---------- PAGE

# reardon smith welsh city,vancouver city and leeds city



## claredav (Nov 28, 2009)

Hi, My dad was on thes ships during1959-1962 while he was in the merchant navy. can anyone please tell me how i can get hold of any information and photos, grew lists etc.

Thanks


----------



## Bilgediver (Aug 27, 2006)

Hi Clare

You might get a reply here as some shipmates may remember.. I was on the Leeds City and Welsh city around these times and wonder if your dads name was JIM? I have pictures somewhere and movies taken during these voyages. Capt Parkhouse was the skipper and Sukeinik was chief on the Leeds city but I will have to think hard as to who was on the Welsh city though I remember Eric Poingdestre was second and the chief was a lover of opera who had a low opinion of my liking for the musical Carmen Jones

If you go to the gallery there are pictures of the Welsh city in Port Said I believe just put in the name bilgediver in the search and you will get a few pictures. Heaven forbid you might even see pictures of your dad at some distant airport. Stranger things have happened


----------



## sidsal (Nov 13, 2007)

--------------------

WRITTEN EXERCISE A
Please retype the forum thread about the Reardon Smith ships in full, word for word.

---------- MATERIAL FOR THIS TASK

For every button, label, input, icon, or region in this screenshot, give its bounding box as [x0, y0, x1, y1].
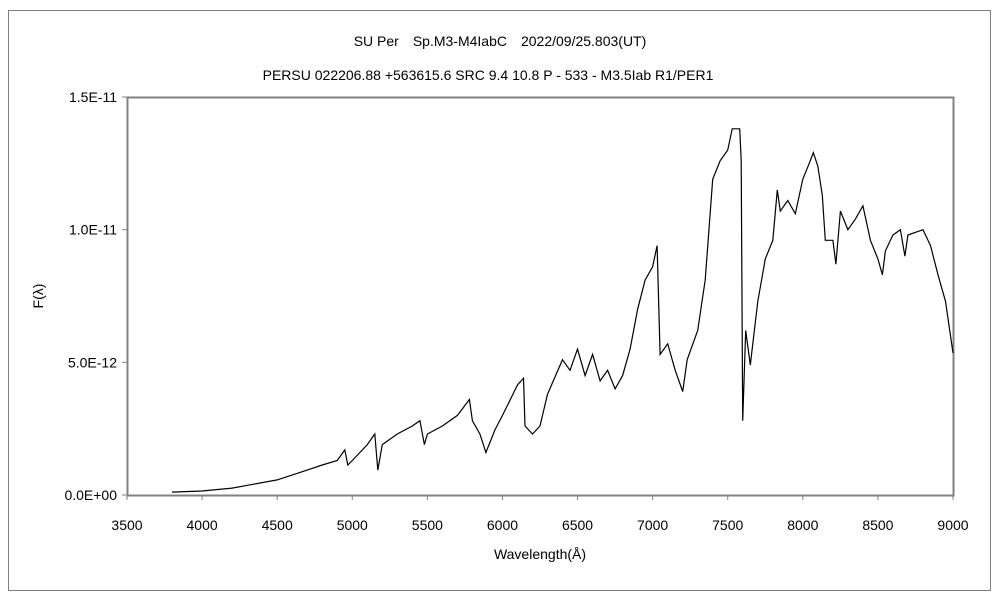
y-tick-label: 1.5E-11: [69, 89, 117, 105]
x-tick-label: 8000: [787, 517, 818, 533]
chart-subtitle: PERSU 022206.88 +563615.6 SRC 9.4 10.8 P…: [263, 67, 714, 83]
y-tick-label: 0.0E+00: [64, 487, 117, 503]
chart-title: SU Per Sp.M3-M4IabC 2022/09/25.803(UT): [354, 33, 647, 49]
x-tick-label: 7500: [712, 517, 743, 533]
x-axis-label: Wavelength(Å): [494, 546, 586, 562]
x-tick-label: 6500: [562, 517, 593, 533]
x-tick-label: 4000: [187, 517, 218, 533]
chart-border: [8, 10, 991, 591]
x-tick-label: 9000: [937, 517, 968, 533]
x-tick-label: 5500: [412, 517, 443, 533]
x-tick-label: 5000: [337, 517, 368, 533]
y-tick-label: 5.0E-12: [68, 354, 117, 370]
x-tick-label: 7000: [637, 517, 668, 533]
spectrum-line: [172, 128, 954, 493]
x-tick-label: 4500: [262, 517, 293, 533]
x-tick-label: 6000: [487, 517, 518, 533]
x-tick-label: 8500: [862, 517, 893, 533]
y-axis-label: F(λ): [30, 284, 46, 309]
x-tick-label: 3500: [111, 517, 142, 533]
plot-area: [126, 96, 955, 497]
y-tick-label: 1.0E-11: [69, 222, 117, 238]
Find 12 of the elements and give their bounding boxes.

--------------------
---------- MATERIAL FOR THIS TASK

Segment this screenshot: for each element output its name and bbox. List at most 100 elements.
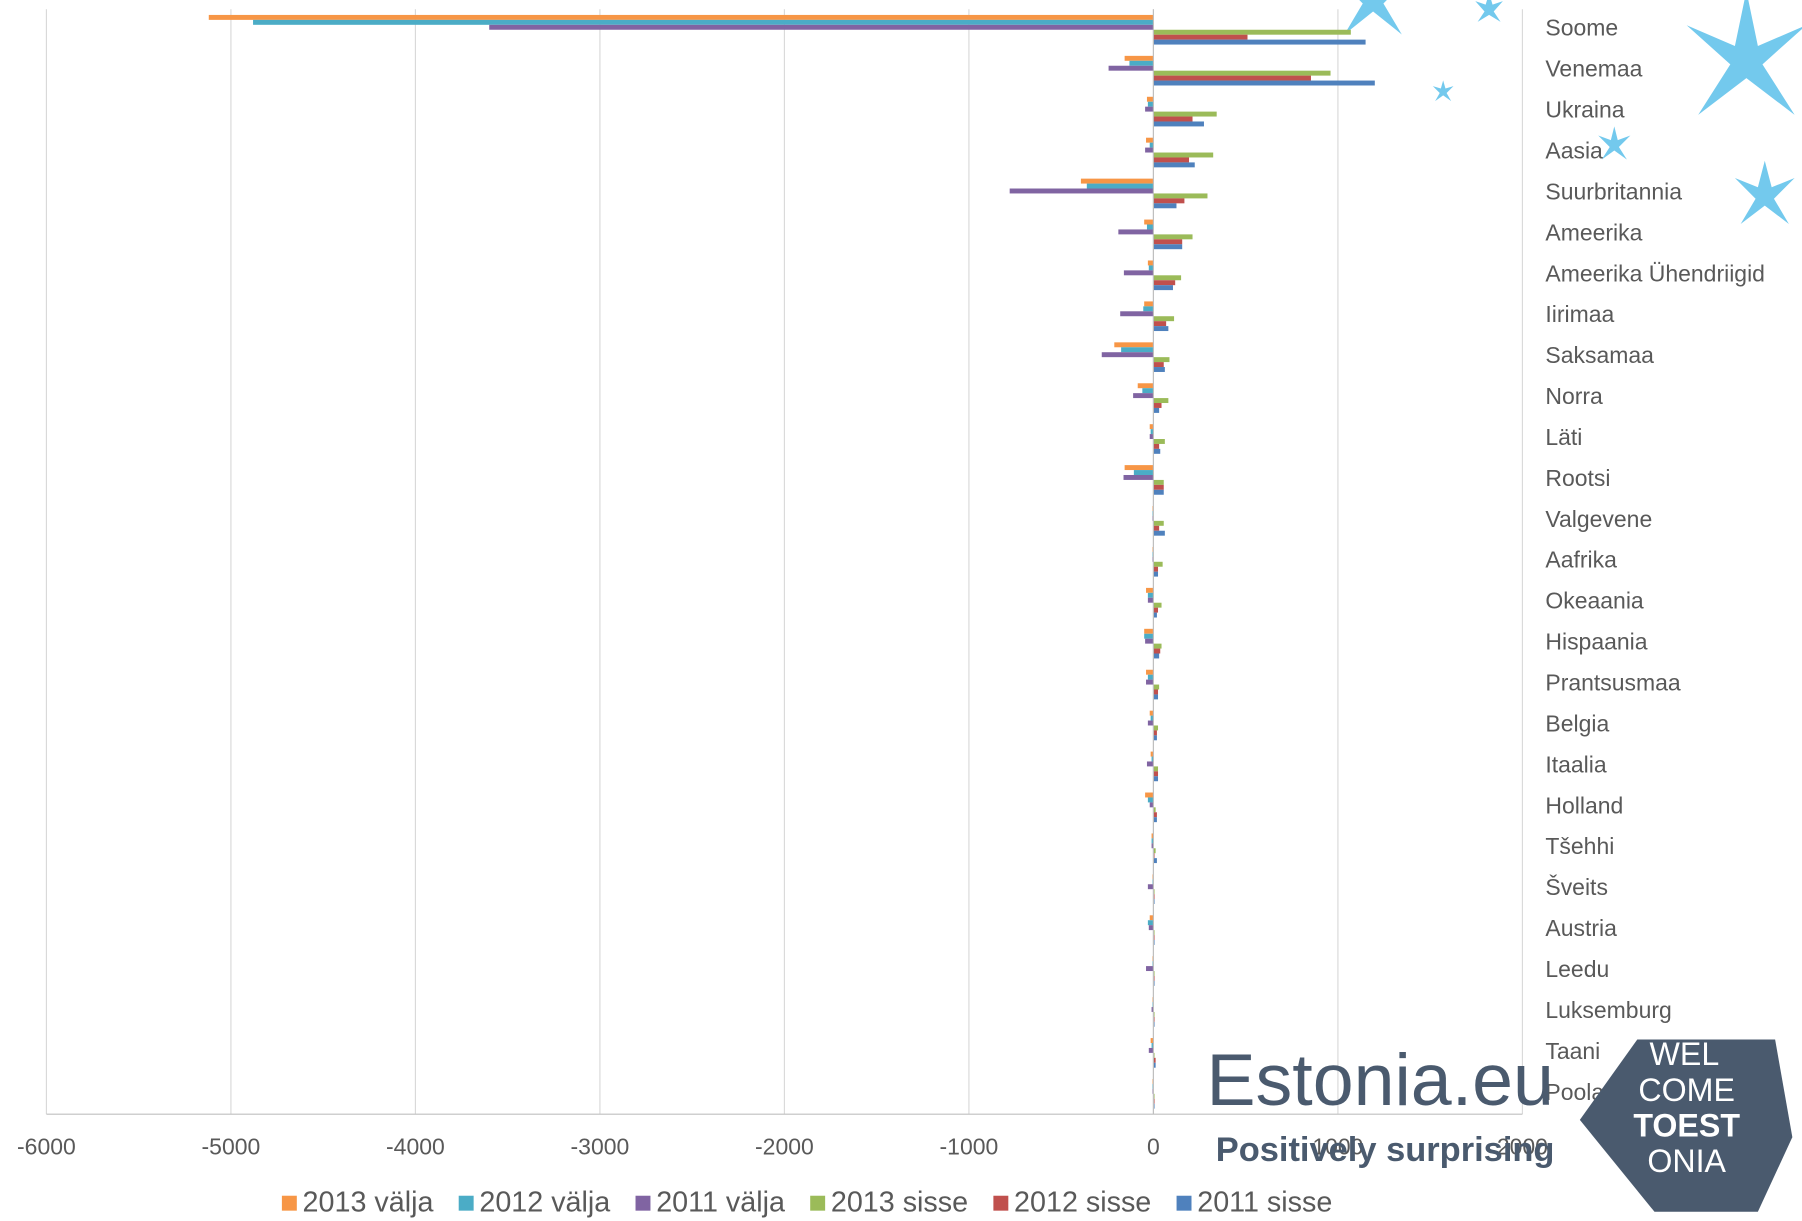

--------------------

WRITTEN EXERCISE B
Lay out the lines of the records from the line with "For every button, label, input, icon, or" to the line with "chart-title: SU Per", both included, as a Markdown table with the columns Row and Line. Number each row, skip blank lines, and leave out the pictures.

FULL RESPONSE A
# reardon smith welsh city,vancouver city and leeds city



## claredav (Nov 28, 2009)

Hi, My dad was on thes ships during1959-1962 while he was in the merchant navy. can anyone please tell me how i can get hold of any information and photos, grew lists etc.

Thanks


----------



## Bilgediver (Aug 27, 2006)

Hi Clare

You might get a reply here as some shipmates may remember.. I was on the Leeds City and Welsh city around these times and wonder if your dads name was JIM? I have pictures somewhere and movies taken during these voyages. Capt Parkhouse was the skipper and Sukeinik was chief on the Leeds city but I will have to think hard as to who was on the Welsh city though I remember Eric Poingdestre was second and the chief was a lover of opera who had a low opinion of my liking for the musical Carmen Jones

If you go to the gallery there are pictures of the Welsh city in Port Said I believe just put in the name bilgediver in the search and you will get a few pictures. Heaven forbid you might even see pictures of your dad at some distant airport. Stranger things have happened


----------



## sidsal (Nov 13, 2007)

FULL RESPONSE B
| Row | Line |
|---|---|
| 1 | For every button, label, input, icon, or region in this screenshot, give its bounding box as [x0, y0, x1, y1]. |
| 2 | y-tick-label: 1.5E-11: [69, 89, 117, 105] |
| 3 | x-tick-label: 8000: [787, 517, 818, 533] |
| 4 | chart-subtitle: PERSU 022206.88 +563615.6 SRC 9.4 10.8 P…: [263, 67, 714, 83] |
| 5 | y-tick-label: 0.0E+00: [64, 487, 117, 503] |
| 6 | chart-title: SU Per Sp.M3-M4IabC 2022/09/25.803(UT): [354, 33, 647, 49] |